• SHORT TASK: Reproduce all records exactly.
── MATERIAL PROVIDED
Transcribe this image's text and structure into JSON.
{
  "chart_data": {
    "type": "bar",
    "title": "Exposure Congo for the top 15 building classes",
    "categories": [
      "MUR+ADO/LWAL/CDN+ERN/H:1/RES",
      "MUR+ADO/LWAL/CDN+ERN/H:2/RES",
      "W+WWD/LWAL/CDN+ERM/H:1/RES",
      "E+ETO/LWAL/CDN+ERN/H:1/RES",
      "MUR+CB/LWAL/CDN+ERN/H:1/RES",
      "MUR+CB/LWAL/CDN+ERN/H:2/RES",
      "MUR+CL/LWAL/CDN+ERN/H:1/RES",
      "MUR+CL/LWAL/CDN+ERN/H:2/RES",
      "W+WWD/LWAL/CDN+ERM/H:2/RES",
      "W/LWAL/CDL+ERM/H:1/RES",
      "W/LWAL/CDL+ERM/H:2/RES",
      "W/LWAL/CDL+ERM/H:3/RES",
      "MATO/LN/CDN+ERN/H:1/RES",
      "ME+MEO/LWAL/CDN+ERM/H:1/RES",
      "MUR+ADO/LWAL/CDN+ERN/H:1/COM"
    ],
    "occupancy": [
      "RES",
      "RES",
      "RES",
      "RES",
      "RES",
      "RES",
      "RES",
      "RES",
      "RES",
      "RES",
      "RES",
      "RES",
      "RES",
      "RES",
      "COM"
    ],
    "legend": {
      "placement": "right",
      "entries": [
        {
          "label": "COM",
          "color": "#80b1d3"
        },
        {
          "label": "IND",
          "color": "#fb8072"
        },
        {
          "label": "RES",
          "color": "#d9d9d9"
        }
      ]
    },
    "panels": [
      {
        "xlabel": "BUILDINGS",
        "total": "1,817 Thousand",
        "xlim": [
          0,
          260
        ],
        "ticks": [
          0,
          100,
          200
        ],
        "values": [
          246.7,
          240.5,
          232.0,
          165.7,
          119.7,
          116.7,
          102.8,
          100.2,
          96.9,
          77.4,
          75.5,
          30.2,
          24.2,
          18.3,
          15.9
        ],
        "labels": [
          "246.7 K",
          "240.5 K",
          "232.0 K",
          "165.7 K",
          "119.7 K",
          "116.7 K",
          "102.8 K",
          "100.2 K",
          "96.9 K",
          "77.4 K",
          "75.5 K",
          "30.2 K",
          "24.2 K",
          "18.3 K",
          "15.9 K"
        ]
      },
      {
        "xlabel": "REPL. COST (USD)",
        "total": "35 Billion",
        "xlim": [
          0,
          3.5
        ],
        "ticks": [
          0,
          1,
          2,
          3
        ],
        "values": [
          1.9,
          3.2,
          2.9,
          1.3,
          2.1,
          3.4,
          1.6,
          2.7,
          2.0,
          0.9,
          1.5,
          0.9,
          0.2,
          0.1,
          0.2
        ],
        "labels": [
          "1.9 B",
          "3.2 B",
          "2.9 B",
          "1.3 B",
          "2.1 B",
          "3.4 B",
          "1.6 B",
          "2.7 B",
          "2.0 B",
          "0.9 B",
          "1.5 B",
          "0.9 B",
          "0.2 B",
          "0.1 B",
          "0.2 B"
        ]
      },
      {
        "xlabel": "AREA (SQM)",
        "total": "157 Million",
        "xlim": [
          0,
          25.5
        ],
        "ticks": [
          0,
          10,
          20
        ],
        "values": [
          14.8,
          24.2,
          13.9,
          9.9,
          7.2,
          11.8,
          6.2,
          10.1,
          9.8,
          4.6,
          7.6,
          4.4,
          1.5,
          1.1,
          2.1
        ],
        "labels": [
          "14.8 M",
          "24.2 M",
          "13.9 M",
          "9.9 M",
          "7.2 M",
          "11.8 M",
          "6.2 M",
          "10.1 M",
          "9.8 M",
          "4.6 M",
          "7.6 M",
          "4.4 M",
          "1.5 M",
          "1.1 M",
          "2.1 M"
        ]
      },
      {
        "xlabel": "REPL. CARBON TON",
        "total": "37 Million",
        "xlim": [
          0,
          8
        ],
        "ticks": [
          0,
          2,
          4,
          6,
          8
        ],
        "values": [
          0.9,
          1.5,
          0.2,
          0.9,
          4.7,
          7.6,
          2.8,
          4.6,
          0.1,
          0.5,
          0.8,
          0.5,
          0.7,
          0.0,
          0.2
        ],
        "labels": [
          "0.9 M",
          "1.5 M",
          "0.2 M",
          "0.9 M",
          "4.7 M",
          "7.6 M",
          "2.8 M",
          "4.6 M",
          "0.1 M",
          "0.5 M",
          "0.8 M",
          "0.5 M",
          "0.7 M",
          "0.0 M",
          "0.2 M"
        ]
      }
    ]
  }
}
────
• FULL RESPONSE:
Transcribe this image's text and structure into JSON.
{
  "chart_data": {
    "type": "bar",
    "title": "Exposure Congo for the top 15 building classes",
    "categories": [
      "MUR+ADO/LWAL/CDN+ERN/H:1/RES",
      "MUR+ADO/LWAL/CDN+ERN/H:2/RES",
      "W+WWD/LWAL/CDN+ERM/H:1/RES",
      "E+ETO/LWAL/CDN+ERN/H:1/RES",
      "MUR+CB/LWAL/CDN+ERN/H:1/RES",
      "MUR+CB/LWAL/CDN+ERN/H:2/RES",
      "MUR+CL/LWAL/CDN+ERN/H:1/RES",
      "MUR+CL/LWAL/CDN+ERN/H:2/RES",
      "W+WWD/LWAL/CDN+ERM/H:2/RES",
      "W/LWAL/CDL+ERM/H:1/RES",
      "W/LWAL/CDL+ERM/H:2/RES",
      "W/LWAL/CDL+ERM/H:3/RES",
      "MATO/LN/CDN+ERN/H:1/RES",
      "ME+MEO/LWAL/CDN+ERM/H:1/RES",
      "MUR+ADO/LWAL/CDN+ERN/H:1/COM"
    ],
    "occupancy": [
      "RES",
      "RES",
      "RES",
      "RES",
      "RES",
      "RES",
      "RES",
      "RES",
      "RES",
      "RES",
      "RES",
      "RES",
      "RES",
      "RES",
      "COM"
    ],
    "legend": {
      "placement": "right",
      "entries": [
        {
          "label": "COM",
          "color": "#80b1d3"
        },
        {
          "label": "IND",
          "color": "#fb8072"
        },
        {
          "label": "RES",
          "color": "#d9d9d9"
        }
      ]
    },
    "panels": [
      {
        "xlabel": "BUILDINGS",
        "total": "1,817 Thousand",
        "xlim": [
          0,
          260
        ],
        "ticks": [
          0,
          100,
          200
        ],
        "values": [
          246.7,
          240.5,
          232.0,
          165.7,
          119.7,
          116.7,
          102.8,
          100.2,
          96.9,
          77.4,
          75.5,
          30.2,
          24.2,
          18.3,
          15.9
        ],
        "labels": [
          "246.7 K",
          "240.5 K",
          "232.0 K",
          "165.7 K",
          "119.7 K",
          "116.7 K",
          "102.8 K",
          "100.2 K",
          "96.9 K",
          "77.4 K",
          "75.5 K",
          "30.2 K",
          "24.2 K",
          "18.3 K",
          "15.9 K"
        ]
      },
      {
        "xlabel": "REPL. COST (USD)",
        "total": "35 Billion",
        "xlim": [
          0,
          3.5
        ],
        "ticks": [
          0,
          1,
          2,
          3
        ],
        "values": [
          1.9,
          3.2,
          2.9,
          1.3,
          2.1,
          3.4,
          1.6,
          2.7,
          2.0,
          0.9,
          1.5,
          0.9,
          0.2,
          0.1,
          0.2
        ],
        "labels": [
          "1.9 B",
          "3.2 B",
          "2.9 B",
          "1.3 B",
          "2.1 B",
          "3.4 B",
          "1.6 B",
          "2.7 B",
          "2.0 B",
          "0.9 B",
          "1.5 B",
          "0.9 B",
          "0.2 B",
          "0.1 B",
          "0.2 B"
        ]
      },
      {
        "xlabel": "AREA (SQM)",
        "total": "157 Million",
        "xlim": [
          0,
          25.5
        ],
        "ticks": [
          0,
          10,
          20
        ],
        "values": [
          14.8,
          24.2,
          13.9,
          9.9,
          7.2,
          11.8,
          6.2,
          10.1,
          9.8,
          4.6,
          7.6,
          4.4,
          1.5,
          1.1,
          2.1
        ],
        "labels": [
          "14.8 M",
          "24.2 M",
          "13.9 M",
          "9.9 M",
          "7.2 M",
          "11.8 M",
          "6.2 M",
          "10.1 M",
          "9.8 M",
          "4.6 M",
          "7.6 M",
          "4.4 M",
          "1.5 M",
          "1.1 M",
          "2.1 M"
        ]
      },
      {
        "xlabel": "REPL. CARBON TON",
        "total": "37 Million",
        "xlim": [
          0,
          8
        ],
        "ticks": [
          0,
          2,
          4,
          6,
          8
        ],
        "values": [
          0.9,
          1.5,
          0.2,
          0.9,
          4.7,
          7.6,
          2.8,
          4.6,
          0.1,
          0.5,
          0.8,
          0.5,
          0.7,
          0.0,
          0.2
        ],
        "labels": [
          "0.9 M",
          "1.5 M",
          "0.2 M",
          "0.9 M",
          "4.7 M",
          "7.6 M",
          "2.8 M",
          "4.6 M",
          "0.1 M",
          "0.5 M",
          "0.8 M",
          "0.5 M",
          "0.7 M",
          "0.0 M",
          "0.2 M"
        ]
      }
    ]
  }
}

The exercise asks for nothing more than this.